### SUPPLIED DATA
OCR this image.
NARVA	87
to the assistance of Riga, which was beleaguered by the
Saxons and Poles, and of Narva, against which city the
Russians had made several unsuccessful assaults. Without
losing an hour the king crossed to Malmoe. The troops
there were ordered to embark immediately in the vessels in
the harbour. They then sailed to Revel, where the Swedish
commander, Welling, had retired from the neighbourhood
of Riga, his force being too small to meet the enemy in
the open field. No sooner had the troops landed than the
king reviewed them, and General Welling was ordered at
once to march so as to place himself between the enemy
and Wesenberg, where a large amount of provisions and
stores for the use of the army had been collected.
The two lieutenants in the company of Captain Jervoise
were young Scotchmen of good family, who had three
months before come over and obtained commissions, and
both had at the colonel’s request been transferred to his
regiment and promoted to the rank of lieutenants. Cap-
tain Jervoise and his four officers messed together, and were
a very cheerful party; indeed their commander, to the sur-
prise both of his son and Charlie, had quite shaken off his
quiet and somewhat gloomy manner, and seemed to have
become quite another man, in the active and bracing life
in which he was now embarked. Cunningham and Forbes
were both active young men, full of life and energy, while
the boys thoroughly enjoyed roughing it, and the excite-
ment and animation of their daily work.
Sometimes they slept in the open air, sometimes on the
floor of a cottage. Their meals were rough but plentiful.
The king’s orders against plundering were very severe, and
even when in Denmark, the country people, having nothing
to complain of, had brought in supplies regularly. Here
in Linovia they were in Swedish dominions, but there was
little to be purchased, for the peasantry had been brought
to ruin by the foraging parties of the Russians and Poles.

### GIVEN EXERCISE
Using the material above, report each line where "against" occurs.

### FINAL ANSWER
Saxons and Poles, and of Narva, against which city the
The king’s orders against plundering were very severe, and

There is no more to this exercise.